▸ **Short task**: Each record must be reproduced exactly as it is shown.

▸ **Information shown**:

+++++

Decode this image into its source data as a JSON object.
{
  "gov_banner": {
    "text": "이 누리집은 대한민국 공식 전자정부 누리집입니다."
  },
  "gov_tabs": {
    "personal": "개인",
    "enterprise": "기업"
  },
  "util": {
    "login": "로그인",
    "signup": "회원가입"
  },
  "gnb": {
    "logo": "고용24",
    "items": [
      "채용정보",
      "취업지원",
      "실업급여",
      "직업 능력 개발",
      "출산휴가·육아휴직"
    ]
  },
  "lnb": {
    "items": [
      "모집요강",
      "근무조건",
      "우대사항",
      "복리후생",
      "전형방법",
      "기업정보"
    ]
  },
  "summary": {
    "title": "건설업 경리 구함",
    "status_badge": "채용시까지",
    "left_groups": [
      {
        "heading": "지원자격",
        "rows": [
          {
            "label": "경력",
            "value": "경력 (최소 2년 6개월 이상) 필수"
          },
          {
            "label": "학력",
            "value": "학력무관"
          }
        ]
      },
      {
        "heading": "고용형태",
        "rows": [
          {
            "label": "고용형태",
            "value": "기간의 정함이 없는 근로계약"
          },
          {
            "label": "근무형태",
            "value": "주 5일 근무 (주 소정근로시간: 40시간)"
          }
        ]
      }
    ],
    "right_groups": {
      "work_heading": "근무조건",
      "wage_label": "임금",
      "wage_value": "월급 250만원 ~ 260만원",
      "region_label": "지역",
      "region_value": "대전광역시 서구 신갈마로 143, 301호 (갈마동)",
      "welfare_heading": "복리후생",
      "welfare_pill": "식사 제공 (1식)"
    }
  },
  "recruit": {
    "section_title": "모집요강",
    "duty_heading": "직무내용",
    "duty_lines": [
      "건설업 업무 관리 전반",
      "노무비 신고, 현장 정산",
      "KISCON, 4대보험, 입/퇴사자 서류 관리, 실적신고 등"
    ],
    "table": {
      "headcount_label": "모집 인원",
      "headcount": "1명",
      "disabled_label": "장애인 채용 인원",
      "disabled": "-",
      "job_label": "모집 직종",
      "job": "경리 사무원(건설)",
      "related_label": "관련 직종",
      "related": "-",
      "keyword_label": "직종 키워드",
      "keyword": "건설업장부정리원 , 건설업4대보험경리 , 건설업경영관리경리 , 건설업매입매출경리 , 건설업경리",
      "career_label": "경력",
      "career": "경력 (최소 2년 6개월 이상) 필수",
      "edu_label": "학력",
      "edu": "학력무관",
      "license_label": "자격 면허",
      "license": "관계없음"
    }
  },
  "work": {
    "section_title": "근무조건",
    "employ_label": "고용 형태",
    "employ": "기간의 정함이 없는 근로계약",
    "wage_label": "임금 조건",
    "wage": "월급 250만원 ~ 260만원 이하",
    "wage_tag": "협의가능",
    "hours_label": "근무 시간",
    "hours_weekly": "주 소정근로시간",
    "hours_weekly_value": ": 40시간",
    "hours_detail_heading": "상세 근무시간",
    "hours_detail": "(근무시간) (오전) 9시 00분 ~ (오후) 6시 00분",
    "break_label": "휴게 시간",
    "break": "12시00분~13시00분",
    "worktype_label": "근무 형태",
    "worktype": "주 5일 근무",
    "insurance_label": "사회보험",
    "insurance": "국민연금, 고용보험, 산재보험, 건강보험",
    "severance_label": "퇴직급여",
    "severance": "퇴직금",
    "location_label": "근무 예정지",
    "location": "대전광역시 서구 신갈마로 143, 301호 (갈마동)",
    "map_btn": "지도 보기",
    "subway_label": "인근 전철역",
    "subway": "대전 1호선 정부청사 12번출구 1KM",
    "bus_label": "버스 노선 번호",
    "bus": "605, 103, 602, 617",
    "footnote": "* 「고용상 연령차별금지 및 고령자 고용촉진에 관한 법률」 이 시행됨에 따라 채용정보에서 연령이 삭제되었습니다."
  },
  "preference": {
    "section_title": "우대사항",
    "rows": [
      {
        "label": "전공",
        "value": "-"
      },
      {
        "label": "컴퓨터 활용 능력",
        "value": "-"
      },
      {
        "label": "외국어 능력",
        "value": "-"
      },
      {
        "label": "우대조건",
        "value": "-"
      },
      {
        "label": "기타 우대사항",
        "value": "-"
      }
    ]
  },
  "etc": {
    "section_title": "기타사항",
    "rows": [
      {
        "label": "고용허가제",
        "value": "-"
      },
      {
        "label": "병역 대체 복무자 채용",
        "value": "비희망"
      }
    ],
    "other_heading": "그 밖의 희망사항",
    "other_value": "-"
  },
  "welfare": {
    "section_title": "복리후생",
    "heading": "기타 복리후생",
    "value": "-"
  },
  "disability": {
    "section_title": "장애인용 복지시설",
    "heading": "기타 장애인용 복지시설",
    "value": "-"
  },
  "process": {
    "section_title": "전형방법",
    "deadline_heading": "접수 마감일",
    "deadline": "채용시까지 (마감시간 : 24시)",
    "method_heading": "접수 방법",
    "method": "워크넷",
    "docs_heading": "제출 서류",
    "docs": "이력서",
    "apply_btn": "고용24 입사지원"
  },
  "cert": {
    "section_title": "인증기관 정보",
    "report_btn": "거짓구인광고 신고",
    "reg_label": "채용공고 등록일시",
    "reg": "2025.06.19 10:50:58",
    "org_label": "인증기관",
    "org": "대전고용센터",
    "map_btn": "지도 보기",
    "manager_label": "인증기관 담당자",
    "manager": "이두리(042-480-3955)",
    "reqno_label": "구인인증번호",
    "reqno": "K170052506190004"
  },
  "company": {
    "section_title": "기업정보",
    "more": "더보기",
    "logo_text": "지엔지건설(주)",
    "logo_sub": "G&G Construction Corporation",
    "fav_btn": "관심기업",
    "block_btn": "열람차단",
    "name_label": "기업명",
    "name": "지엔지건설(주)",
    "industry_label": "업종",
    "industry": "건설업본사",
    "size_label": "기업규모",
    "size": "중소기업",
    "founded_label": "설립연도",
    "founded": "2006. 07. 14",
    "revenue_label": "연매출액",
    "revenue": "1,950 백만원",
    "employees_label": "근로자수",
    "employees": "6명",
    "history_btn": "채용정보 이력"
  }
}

+++++

▸ **Response**:
Decode this image into its source data as a JSON object.
{
  "gov_banner": {
    "text": "이 누리집은 대한민국 공식 전자정부 누리집입니다."
  },
  "gov_tabs": {
    "personal": "개인",
    "enterprise": "기업"
  },
  "util": {
    "login": "로그인",
    "signup": "회원가입"
  },
  "gnb": {
    "logo": "고용24",
    "items": [
      "채용정보",
      "취업지원",
      "실업급여",
      "직업 능력 개발",
      "출산휴가·육아휴직"
    ]
  },
  "lnb": {
    "items": [
      "모집요강",
      "근무조건",
      "우대사항",
      "복리후생",
      "전형방법",
      "기업정보"
    ]
  },
  "summary": {
    "title": "건설업 경리 구함",
    "status_badge": "채용시까지",
    "left_groups": [
      {
        "heading": "지원자격",
        "rows": [
          {
            "label": "경력",
            "value": "경력 (최소 2년 6개월 이상) 필수"
          },
          {
            "label": "학력",
            "value": "학력무관"
          }
        ]
      },
      {
        "heading": "고용형태",
        "rows": [
          {
            "label": "고용형태",
            "value": "기간의 정함이 없는 근로계약"
          },
          {
            "label": "근무형태",
            "value": "주 5일 근무 (주 소정근로시간: 40시간)"
          }
        ]
      }
    ],
    "right_groups": {
      "work_heading": "근무조건",
      "wage_label": "임금",
      "wage_value": "월급 250만원 ~ 260만원",
      "region_label": "지역",
      "region_value": "대전광역시 서구 신갈마로 143, 301호 (갈마동)",
      "welfare_heading": "복리후생",
      "welfare_pill": "식사 제공 (1식)"
    }
  },
  "recruit": {
    "section_title": "모집요강",
    "duty_heading": "직무내용",
    "duty_lines": [
      "건설업 업무 관리 전반",
      "노무비 신고, 현장 정산",
      "KISCON, 4대보험, 입/퇴사자 서류 관리, 실적신고 등"
    ],
    "table": {
      "headcount_label": "모집 인원",
      "headcount": "1명",
      "disabled_label": "장애인 채용 인원",
      "disabled": "-",
      "job_label": "모집 직종",
      "job": "경리 사무원(건설)",
      "related_label": "관련 직종",
      "related": "-",
      "keyword_label": "직종 키워드",
      "keyword": "건설업장부정리원 , 건설업4대보험경리 , 건설업경영관리경리 , 건설업매입매출경리 , 건설업경리",
      "career_label": "경력",
      "career": "경력 (최소 2년 6개월 이상) 필수",
      "edu_label": "학력",
      "edu": "학력무관",
      "license_label": "자격 면허",
      "license": "관계없음"
    }
  },
  "work": {
    "section_title": "근무조건",
    "employ_label": "고용 형태",
    "employ": "기간의 정함이 없는 근로계약",
    "wage_label": "임금 조건",
    "wage": "월급 250만원 ~ 260만원 이하",
    "wage_tag": "협의가능",
    "hours_label": "근무 시간",
    "hours_weekly": "주 소정근로시간",
    "hours_weekly_value": ": 40시간",
    "hours_detail_heading": "상세 근무시간",
    "hours_detail": "(근무시간) (오전) 9시 00분 ~ (오후) 6시 00분",
    "break_label": "휴게 시간",
    "break": "12시00분~13시00분",
    "worktype_label": "근무 형태",
    "worktype": "주 5일 근무",
    "insurance_label": "사회보험",
    "insurance": "국민연금, 고용보험, 산재보험, 건강보험",
    "severance_label": "퇴직급여",
    "severance": "퇴직금",
    "location_label": "근무 예정지",
    "location": "대전광역시 서구 신갈마로 143, 301호 (갈마동)",
    "map_btn": "지도 보기",
    "subway_label": "인근 전철역",
    "subway": "대전 1호선 정부청사 12번출구 1KM",
    "bus_label": "버스 노선 번호",
    "bus": "605, 103, 602, 617",
    "footnote": "* 「고용상 연령차별금지 및 고령자 고용촉진에 관한 법률」 이 시행됨에 따라 채용정보에서 연령이 삭제되었습니다."
  },
  "preference": {
    "section_title": "우대사항",
    "rows": [
      {
        "label": "전공",
        "value": "-"
      },
      {
        "label": "컴퓨터 활용 능력",
        "value": "-"
      },
      {
        "label": "외국어 능력",
        "value": "-"
      },
      {
        "label": "우대조건",
        "value": "-"
      },
      {
        "label": "기타 우대사항",
        "value": "-"
      }
    ]
  },
  "etc": {
    "section_title": "기타사항",
    "rows": [
      {
        "label": "고용허가제",
        "value": "-"
      },
      {
        "label": "병역 대체 복무자 채용",
        "value": "비희망"
      }
    ],
    "other_heading": "그 밖의 희망사항",
    "other_value": "-"
  },
  "welfare": {
    "section_title": "복리후생",
    "heading": "기타 복리후생",
    "value": "-"
  },
  "disability": {
    "section_title": "장애인용 복지시설",
    "heading": "기타 장애인용 복지시설",
    "value": "-"
  },
  "process": {
    "section_title": "전형방법",
    "deadline_heading": "접수 마감일",
    "deadline": "채용시까지 (마감시간 : 24시)",
    "method_heading": "접수 방법",
    "method": "워크넷",
    "docs_heading": "제출 서류",
    "docs": "이력서",
    "apply_btn": "고용24 입사지원"
  },
  "cert": {
    "section_title": "인증기관 정보",
    "report_btn": "거짓구인광고 신고",
    "reg_label": "채용공고 등록일시",
    "reg": "2025.06.19 10:50:58",
    "org_label": "인증기관",
    "org": "대전고용센터",
    "map_btn": "지도 보기",
    "manager_label": "인증기관 담당자",
    "manager": "이두리(042-480-3955)",
    "reqno_label": "구인인증번호",
    "reqno": "K170052506190004"
  },
  "company": {
    "section_title": "기업정보",
    "more": "더보기",
    "logo_text": "지엔지건설(주)",
    "logo_sub": "G&G Construction Corporation",
    "fav_btn": "관심기업",
    "block_btn": "열람차단",
    "name_label": "기업명",
    "name": "지엔지건설(주)",
    "industry_label": "업종",
    "industry": "건설업본사",
    "size_label": "기업규모",
    "size": "중소기업",
    "founded_label": "설립연도",
    "founded": "2006. 07. 14",
    "revenue_label": "연매출액",
    "revenue": "1,950 백만원",
    "employees_label": "근로자수",
    "employees": "6명",
    "history_btn": "채용정보 이력"
  }
}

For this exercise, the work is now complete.